* **WHAT YOU HAVE TO DO**: Copy the records below exactly as they are written.
↓
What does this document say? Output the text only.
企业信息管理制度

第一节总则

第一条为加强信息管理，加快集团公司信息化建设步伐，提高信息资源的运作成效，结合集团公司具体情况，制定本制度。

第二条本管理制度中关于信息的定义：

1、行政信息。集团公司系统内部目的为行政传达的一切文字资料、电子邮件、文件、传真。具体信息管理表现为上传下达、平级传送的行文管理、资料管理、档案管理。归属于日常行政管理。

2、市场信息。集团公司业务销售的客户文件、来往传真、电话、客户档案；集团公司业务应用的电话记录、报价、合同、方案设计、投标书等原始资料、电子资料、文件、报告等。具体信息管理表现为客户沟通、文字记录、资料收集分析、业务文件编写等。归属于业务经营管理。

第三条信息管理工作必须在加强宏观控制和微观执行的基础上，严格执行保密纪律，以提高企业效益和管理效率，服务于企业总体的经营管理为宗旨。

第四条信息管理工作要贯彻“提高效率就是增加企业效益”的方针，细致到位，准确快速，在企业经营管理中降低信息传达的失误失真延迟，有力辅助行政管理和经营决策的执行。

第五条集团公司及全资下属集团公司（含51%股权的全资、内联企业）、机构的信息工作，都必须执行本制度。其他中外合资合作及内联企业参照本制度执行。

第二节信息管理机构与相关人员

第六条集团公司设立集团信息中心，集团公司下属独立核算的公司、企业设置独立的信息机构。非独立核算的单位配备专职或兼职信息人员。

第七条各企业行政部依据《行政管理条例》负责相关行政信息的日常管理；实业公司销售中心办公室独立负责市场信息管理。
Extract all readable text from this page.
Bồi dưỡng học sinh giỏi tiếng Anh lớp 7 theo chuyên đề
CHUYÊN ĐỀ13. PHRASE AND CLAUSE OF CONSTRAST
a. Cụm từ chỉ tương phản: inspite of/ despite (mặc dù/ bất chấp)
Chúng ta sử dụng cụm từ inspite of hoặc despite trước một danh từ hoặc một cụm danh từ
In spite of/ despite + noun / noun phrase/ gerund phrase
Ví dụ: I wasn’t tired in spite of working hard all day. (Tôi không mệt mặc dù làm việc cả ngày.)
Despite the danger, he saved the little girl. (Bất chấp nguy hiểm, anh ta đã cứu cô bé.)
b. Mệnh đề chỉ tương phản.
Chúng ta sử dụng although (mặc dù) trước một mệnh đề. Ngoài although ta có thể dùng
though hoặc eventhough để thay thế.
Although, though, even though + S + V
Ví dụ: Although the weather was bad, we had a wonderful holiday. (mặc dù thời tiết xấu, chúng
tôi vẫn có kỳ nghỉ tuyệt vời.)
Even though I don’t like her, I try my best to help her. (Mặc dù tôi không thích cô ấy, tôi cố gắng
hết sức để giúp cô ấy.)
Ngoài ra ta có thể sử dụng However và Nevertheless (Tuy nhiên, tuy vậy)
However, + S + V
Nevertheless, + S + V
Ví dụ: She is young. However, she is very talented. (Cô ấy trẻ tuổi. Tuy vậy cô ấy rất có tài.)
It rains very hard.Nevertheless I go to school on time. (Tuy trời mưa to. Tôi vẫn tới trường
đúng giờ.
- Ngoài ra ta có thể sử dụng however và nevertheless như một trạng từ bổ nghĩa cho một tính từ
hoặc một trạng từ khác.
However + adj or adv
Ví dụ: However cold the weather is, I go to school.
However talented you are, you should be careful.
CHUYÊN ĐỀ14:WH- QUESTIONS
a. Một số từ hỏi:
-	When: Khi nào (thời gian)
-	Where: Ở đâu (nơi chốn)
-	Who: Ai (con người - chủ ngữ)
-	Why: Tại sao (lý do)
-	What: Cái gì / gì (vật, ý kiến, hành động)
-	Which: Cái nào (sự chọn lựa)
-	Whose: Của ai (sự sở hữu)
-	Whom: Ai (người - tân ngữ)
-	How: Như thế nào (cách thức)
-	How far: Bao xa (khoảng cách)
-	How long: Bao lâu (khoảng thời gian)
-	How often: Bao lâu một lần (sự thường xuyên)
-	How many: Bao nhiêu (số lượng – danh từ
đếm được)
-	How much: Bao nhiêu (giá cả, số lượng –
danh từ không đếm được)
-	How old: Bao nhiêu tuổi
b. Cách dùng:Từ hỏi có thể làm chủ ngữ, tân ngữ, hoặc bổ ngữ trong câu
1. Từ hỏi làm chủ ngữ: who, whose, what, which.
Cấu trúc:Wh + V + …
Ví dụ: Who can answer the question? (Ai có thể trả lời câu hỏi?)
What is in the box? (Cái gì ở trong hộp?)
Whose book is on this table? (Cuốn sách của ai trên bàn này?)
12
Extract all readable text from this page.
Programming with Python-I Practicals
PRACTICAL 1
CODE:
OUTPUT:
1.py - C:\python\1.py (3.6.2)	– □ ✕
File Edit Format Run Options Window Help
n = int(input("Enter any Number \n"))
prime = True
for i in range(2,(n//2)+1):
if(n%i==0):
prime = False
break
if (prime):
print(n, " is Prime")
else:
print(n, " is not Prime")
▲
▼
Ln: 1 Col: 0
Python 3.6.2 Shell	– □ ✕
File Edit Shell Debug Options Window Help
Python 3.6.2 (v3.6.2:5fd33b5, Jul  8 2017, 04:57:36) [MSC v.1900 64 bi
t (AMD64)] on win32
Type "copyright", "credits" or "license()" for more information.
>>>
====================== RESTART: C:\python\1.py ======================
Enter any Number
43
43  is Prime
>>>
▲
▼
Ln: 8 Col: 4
↑
* **OUTPUT BELOW**:
What does this document say? Output the text only.
企业信息管理制度

第一节总则

第一条为加强信息管理，加快集团公司信息化建设步伐，提高信息资源的运作成效，结合集团公司具体情况，制定本制度。

第二条本管理制度中关于信息的定义：

1、行政信息。集团公司系统内部目的为行政传达的一切文字资料、电子邮件、文件、传真。具体信息管理表现为上传下达、平级传送的行文管理、资料管理、档案管理。归属于日常行政管理。

2、市场信息。集团公司业务销售的客户文件、来往传真、电话、客户档案；集团公司业务应用的电话记录、报价、合同、方案设计、投标书等原始资料、电子资料、文件、报告等。具体信息管理表现为客户沟通、文字记录、资料收集分析、业务文件编写等。归属于业务经营管理。

第三条信息管理工作必须在加强宏观控制和微观执行的基础上，严格执行保密纪律，以提高企业效益和管理效率，服务于企业总体的经营管理为宗旨。

第四条信息管理工作要贯彻“提高效率就是增加企业效益”的方针，细致到位，准确快速，在企业经营管理中降低信息传达的失误失真延迟，有力辅助行政管理和经营决策的执行。

第五条集团公司及全资下属集团公司（含51%股权的全资、内联企业）、机构的信息工作，都必须执行本制度。其他中外合资合作及内联企业参照本制度执行。

第二节信息管理机构与相关人员

第六条集团公司设立集团信息中心，集团公司下属独立核算的公司、企业设置独立的信息机构。非独立核算的单位配备专职或兼职信息人员。

第七条各企业行政部依据《行政管理条例》负责相关行政信息的日常管理；实业公司销售中心办公室独立负责市场信息管理。
Extract all readable text from this page.
Bồi dưỡng học sinh giỏi tiếng Anh lớp 7 theo chuyên đề
CHUYÊN ĐỀ13. PHRASE AND CLAUSE OF CONSTRAST
a. Cụm từ chỉ tương phản: inspite of/ despite (mặc dù/ bất chấp)
Chúng ta sử dụng cụm từ inspite of hoặc despite trước một danh từ hoặc một cụm danh từ
In spite of/ despite + noun / noun phrase/ gerund phrase
Ví dụ: I wasn’t tired in spite of working hard all day. (Tôi không mệt mặc dù làm việc cả ngày.)
Despite the danger, he saved the little girl. (Bất chấp nguy hiểm, anh ta đã cứu cô bé.)
b. Mệnh đề chỉ tương phản.
Chúng ta sử dụng although (mặc dù) trước một mệnh đề. Ngoài although ta có thể dùng
though hoặc eventhough để thay thế.
Although, though, even though + S + V
Ví dụ: Although the weather was bad, we had a wonderful holiday. (mặc dù thời tiết xấu, chúng
tôi vẫn có kỳ nghỉ tuyệt vời.)
Even though I don’t like her, I try my best to help her. (Mặc dù tôi không thích cô ấy, tôi cố gắng
hết sức để giúp cô ấy.)
Ngoài ra ta có thể sử dụng However và Nevertheless (Tuy nhiên, tuy vậy)
However, + S + V
Nevertheless, + S + V
Ví dụ: She is young. However, she is very talented. (Cô ấy trẻ tuổi. Tuy vậy cô ấy rất có tài.)
It rains very hard.Nevertheless I go to school on time. (Tuy trời mưa to. Tôi vẫn tới trường
đúng giờ.
- Ngoài ra ta có thể sử dụng however và nevertheless như một trạng từ bổ nghĩa cho một tính từ
hoặc một trạng từ khác.
However + adj or adv
Ví dụ: However cold the weather is, I go to school.
However talented you are, you should be careful.
CHUYÊN ĐỀ14:WH- QUESTIONS
a. Một số từ hỏi:
-	When: Khi nào (thời gian)
-	Where: Ở đâu (nơi chốn)
-	Who: Ai (con người - chủ ngữ)
-	Why: Tại sao (lý do)
-	What: Cái gì / gì (vật, ý kiến, hành động)
-	Which: Cái nào (sự chọn lựa)
-	Whose: Của ai (sự sở hữu)
-	Whom: Ai (người - tân ngữ)
-	How: Như thế nào (cách thức)
-	How far: Bao xa (khoảng cách)
-	How long: Bao lâu (khoảng thời gian)
-	How often: Bao lâu một lần (sự thường xuyên)
-	How many: Bao nhiêu (số lượng – danh từ
đếm được)
-	How much: Bao nhiêu (giá cả, số lượng –
danh từ không đếm được)
-	How old: Bao nhiêu tuổi
b. Cách dùng:Từ hỏi có thể làm chủ ngữ, tân ngữ, hoặc bổ ngữ trong câu
1. Từ hỏi làm chủ ngữ: who, whose, what, which.
Cấu trúc:Wh + V + …
Ví dụ: Who can answer the question? (Ai có thể trả lời câu hỏi?)
What is in the box? (Cái gì ở trong hộp?)
Whose book is on this table? (Cuốn sách của ai trên bàn này?)
12
Extract all readable text from this page.
Programming with Python-I Practicals
PRACTICAL 1
CODE:
OUTPUT:
1.py - C:\python\1.py (3.6.2)	– □ ✕
File Edit Format Run Options Window Help
n = int(input("Enter any Number \n"))
prime = True
for i in range(2,(n//2)+1):
if(n%i==0):
prime = False
break
if (prime):
print(n, " is Prime")
else:
print(n, " is not Prime")
▲
▼
Ln: 1 Col: 0
Python 3.6.2 Shell	– □ ✕
File Edit Shell Debug Options Window Help
Python 3.6.2 (v3.6.2:5fd33b5, Jul  8 2017, 04:57:36) [MSC v.1900 64 bi
t (AMD64)] on win32
Type "copyright", "credits" or "license()" for more information.
>>>
====================== RESTART: C:\python\1.py ======================
Enter any Number
43
43  is Prime
>>>
▲
▼
Ln: 8 Col: 4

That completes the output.